[Extracted records]
● ● ● ●
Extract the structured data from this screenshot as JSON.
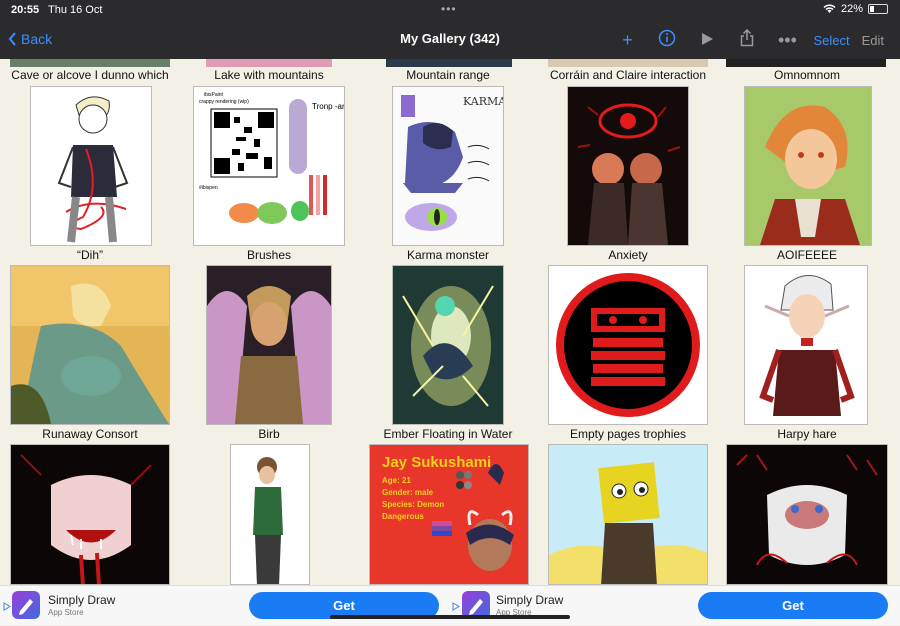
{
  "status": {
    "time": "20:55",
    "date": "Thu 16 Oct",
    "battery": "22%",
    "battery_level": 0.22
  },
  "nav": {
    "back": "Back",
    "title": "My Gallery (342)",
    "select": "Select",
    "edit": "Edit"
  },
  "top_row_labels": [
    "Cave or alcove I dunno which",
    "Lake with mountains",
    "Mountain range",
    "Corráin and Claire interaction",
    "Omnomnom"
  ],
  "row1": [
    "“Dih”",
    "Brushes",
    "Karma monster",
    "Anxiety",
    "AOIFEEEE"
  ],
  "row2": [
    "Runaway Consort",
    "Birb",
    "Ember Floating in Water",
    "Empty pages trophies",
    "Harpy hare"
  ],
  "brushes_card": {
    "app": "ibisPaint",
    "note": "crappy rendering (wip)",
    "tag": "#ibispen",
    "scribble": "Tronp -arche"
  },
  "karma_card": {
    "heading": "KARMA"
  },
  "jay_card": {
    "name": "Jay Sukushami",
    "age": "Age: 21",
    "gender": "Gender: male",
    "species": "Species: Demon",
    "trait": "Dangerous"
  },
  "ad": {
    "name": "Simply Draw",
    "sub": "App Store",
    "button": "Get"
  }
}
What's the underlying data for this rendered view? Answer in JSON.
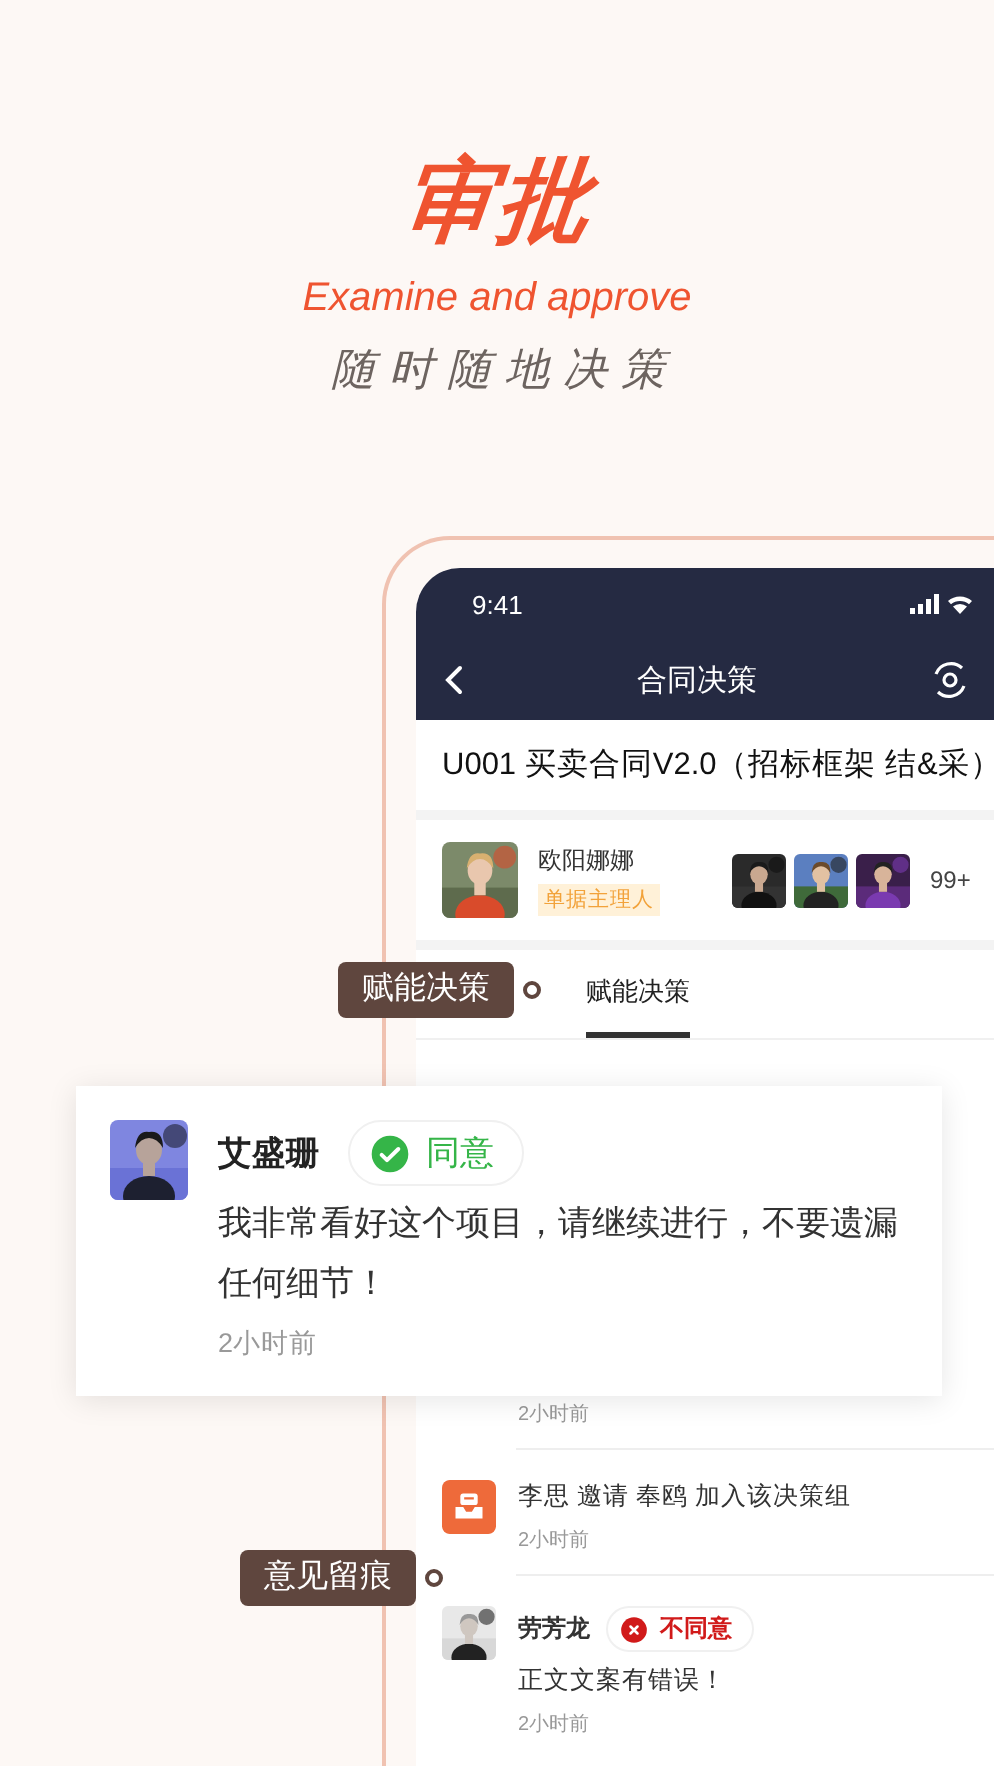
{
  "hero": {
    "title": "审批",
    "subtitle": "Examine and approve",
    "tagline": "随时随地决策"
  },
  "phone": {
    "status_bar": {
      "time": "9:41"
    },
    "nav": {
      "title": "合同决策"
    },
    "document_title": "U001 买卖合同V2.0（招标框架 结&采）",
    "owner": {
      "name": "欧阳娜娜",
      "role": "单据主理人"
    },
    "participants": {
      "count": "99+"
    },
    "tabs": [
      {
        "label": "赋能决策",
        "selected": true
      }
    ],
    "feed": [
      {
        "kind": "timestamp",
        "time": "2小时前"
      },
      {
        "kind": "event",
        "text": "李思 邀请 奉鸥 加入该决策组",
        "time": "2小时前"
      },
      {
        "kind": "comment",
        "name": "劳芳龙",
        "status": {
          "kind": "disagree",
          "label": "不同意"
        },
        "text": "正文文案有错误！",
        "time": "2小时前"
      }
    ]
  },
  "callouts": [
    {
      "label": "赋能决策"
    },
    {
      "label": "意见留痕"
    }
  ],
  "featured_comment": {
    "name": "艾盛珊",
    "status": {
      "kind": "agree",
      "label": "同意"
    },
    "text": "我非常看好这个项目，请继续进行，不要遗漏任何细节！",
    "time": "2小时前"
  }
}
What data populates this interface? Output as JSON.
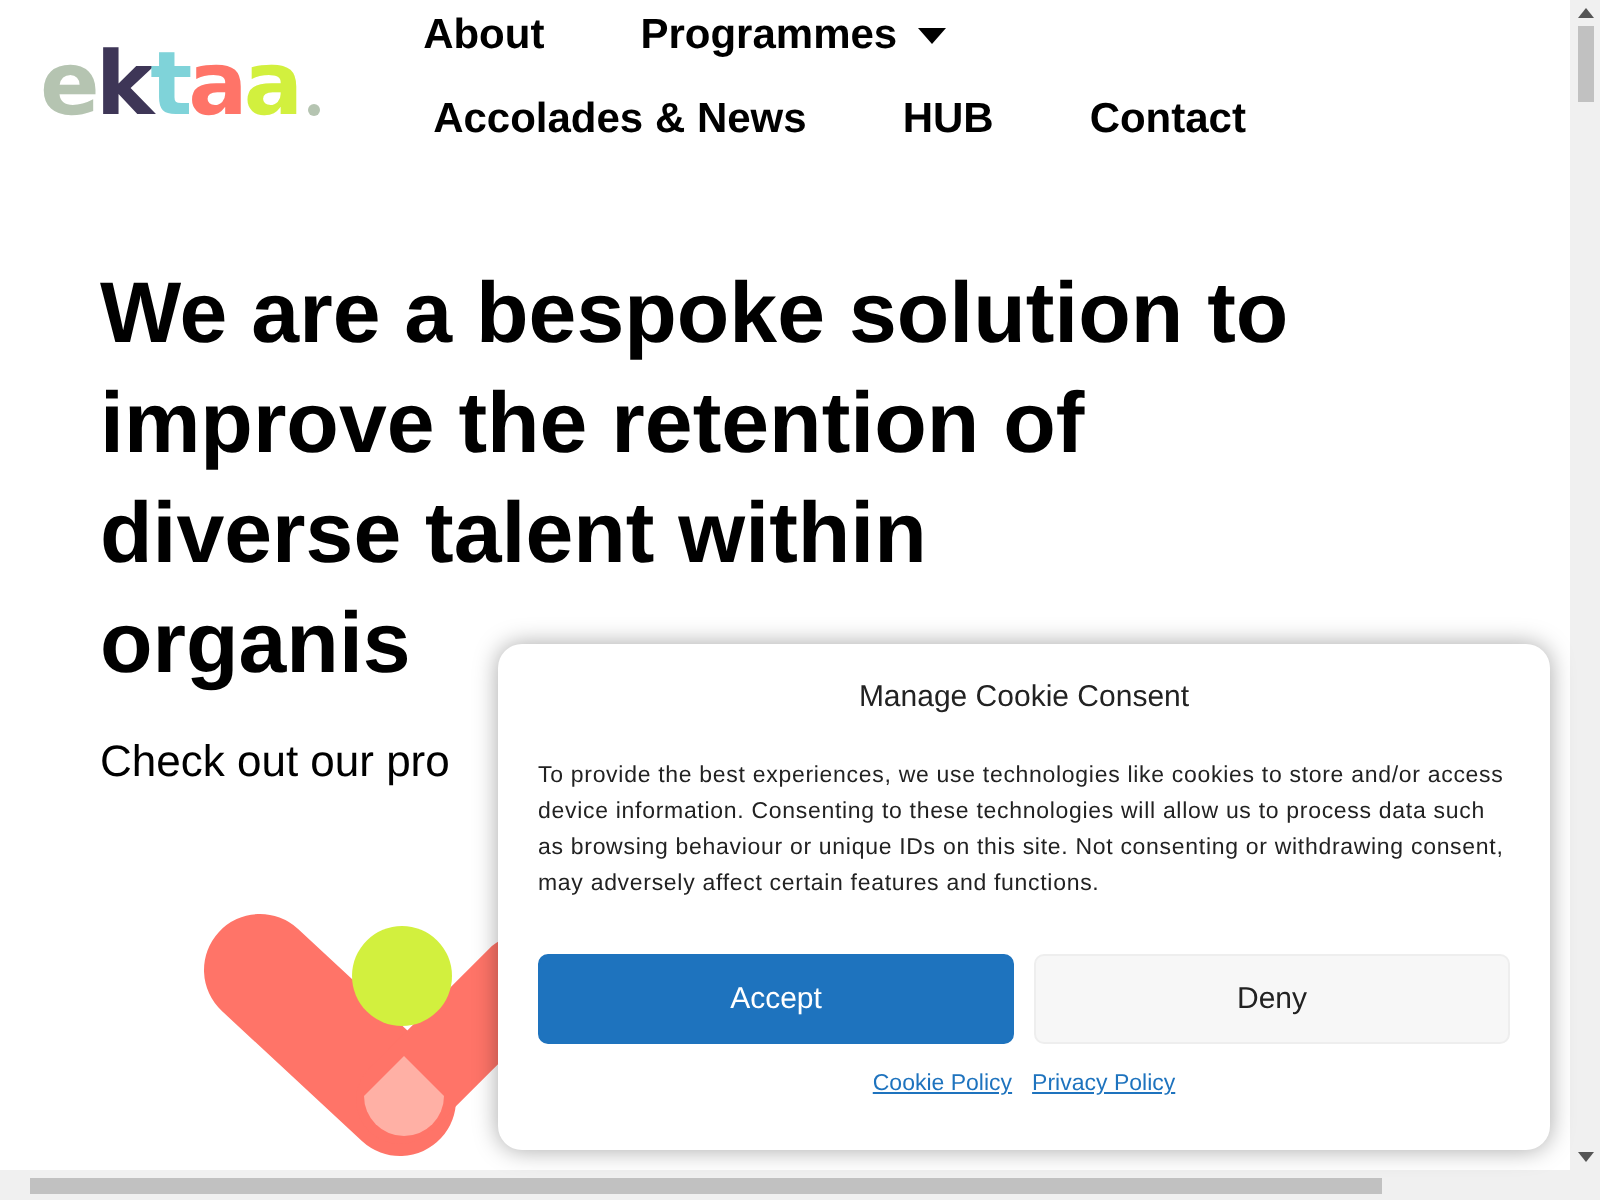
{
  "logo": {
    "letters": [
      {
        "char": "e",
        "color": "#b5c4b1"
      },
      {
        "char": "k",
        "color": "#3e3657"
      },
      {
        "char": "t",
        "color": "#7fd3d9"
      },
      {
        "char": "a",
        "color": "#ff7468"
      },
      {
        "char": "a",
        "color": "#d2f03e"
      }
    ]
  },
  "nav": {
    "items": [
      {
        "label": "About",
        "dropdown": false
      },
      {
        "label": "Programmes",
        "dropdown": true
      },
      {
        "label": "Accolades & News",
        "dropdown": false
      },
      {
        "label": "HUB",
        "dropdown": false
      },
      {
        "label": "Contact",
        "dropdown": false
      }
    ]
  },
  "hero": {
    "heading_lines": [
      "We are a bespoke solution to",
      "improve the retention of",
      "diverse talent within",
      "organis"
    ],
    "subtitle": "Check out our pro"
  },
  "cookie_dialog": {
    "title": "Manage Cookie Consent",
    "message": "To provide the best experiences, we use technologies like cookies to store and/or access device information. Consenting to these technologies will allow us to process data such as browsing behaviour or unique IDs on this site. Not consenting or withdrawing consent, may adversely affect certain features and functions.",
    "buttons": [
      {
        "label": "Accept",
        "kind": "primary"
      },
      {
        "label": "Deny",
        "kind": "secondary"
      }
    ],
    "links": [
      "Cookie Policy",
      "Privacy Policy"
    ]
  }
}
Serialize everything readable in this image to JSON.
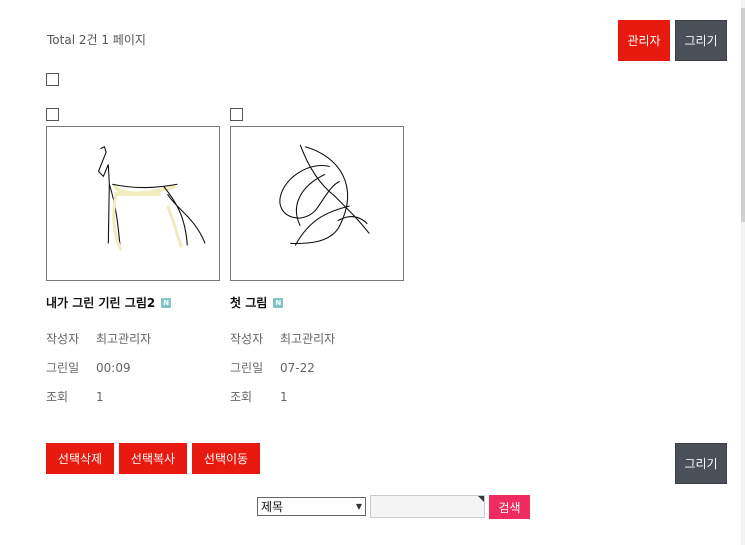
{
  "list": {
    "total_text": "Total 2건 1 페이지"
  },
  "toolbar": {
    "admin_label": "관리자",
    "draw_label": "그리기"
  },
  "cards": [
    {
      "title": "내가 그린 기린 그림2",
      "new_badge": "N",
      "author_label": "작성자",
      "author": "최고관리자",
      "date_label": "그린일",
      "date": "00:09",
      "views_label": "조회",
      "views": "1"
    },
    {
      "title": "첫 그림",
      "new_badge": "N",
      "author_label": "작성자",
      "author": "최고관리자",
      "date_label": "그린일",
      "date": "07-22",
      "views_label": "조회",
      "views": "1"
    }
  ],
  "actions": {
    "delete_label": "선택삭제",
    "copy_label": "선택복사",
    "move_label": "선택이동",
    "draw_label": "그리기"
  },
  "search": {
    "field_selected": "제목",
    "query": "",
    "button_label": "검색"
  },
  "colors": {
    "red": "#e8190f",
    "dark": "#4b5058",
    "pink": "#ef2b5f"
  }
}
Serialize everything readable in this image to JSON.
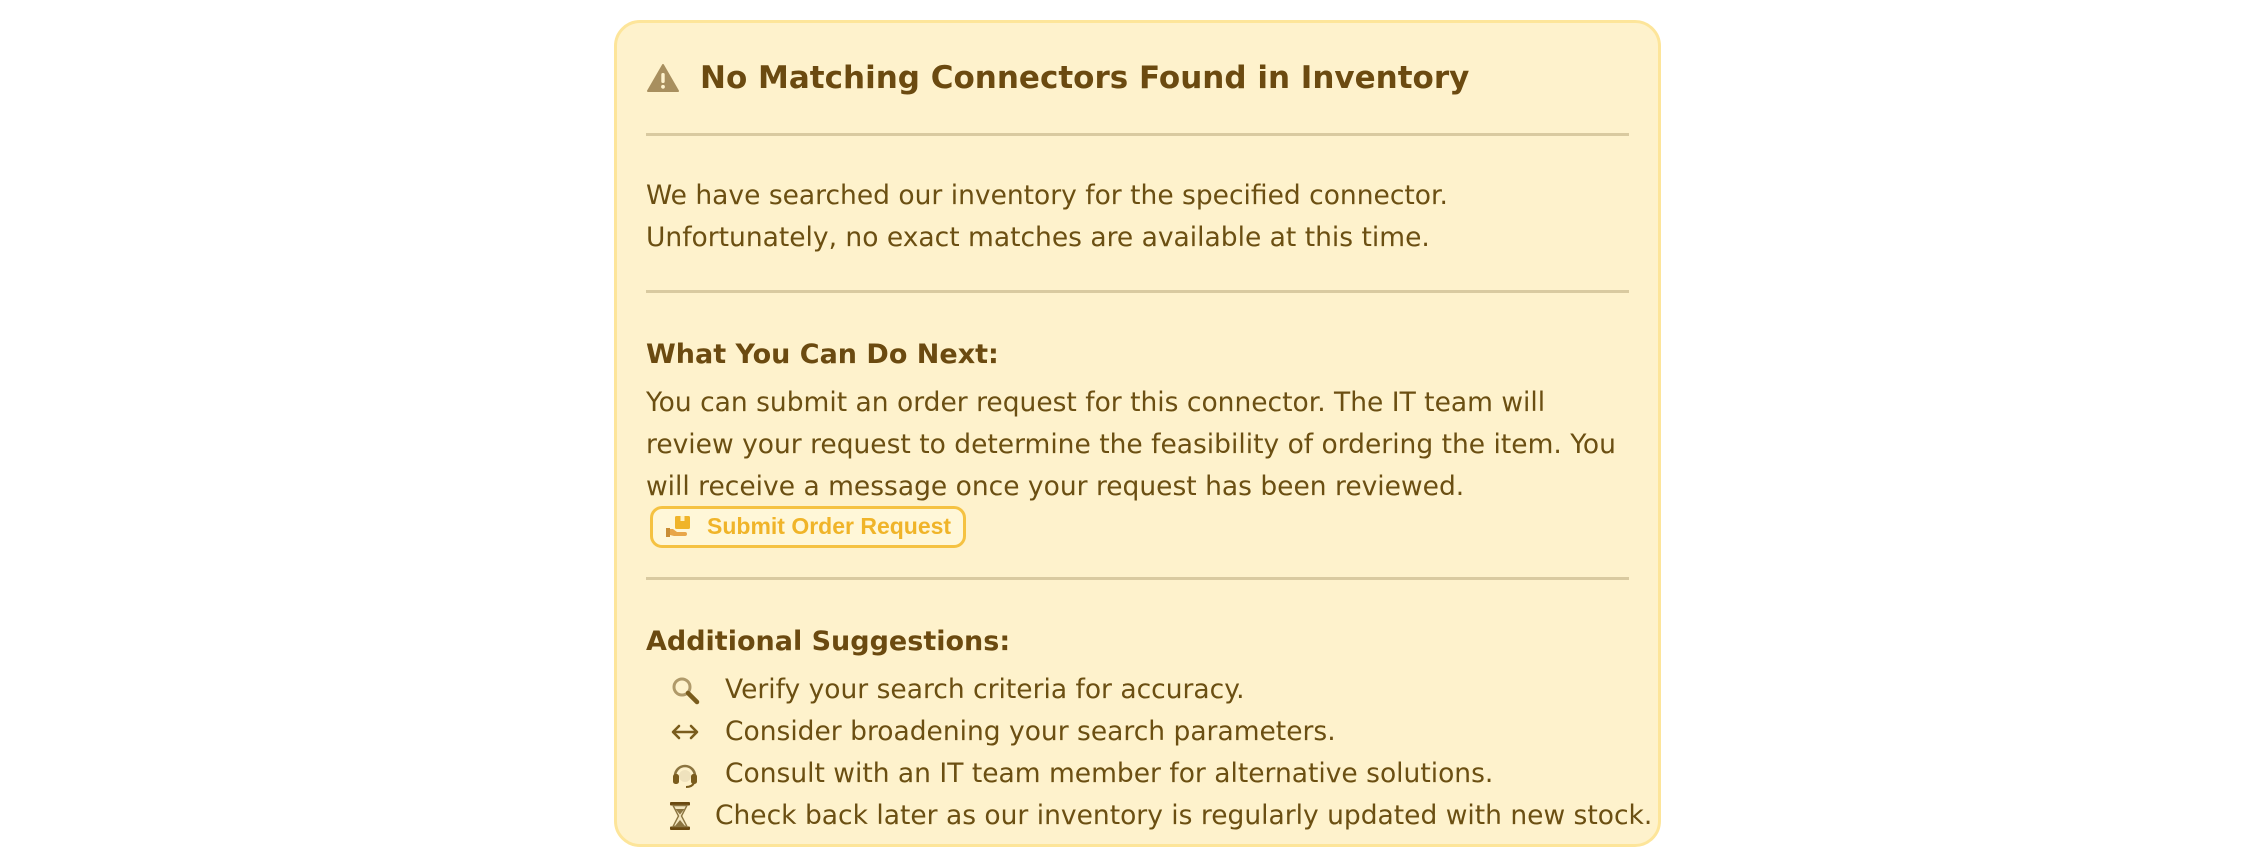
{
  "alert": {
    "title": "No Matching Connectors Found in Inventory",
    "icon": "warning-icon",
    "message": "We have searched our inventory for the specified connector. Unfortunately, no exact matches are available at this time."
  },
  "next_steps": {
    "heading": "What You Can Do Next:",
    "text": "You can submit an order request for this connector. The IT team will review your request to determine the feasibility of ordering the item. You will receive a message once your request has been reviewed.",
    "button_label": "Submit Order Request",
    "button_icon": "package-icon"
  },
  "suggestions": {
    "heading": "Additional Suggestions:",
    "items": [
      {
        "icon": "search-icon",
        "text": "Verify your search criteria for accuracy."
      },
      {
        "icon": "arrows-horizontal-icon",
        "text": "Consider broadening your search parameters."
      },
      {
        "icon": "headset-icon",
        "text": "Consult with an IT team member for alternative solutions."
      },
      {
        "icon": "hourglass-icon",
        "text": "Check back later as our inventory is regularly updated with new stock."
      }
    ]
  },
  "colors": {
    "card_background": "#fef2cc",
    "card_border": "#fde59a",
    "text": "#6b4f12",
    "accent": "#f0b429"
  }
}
● ● ● ●
(Problem): Where a line in the material contains "JSON", copy that line.

(Correct output):
Extract the structured data from this screenshot as JSON.
What's the underlying data for this rendered view? Answer in JSON.
What data populates this interface? Output as JSON.
Serialize everything readable in this image to JSON.
Serialize everything readable in this image to JSON.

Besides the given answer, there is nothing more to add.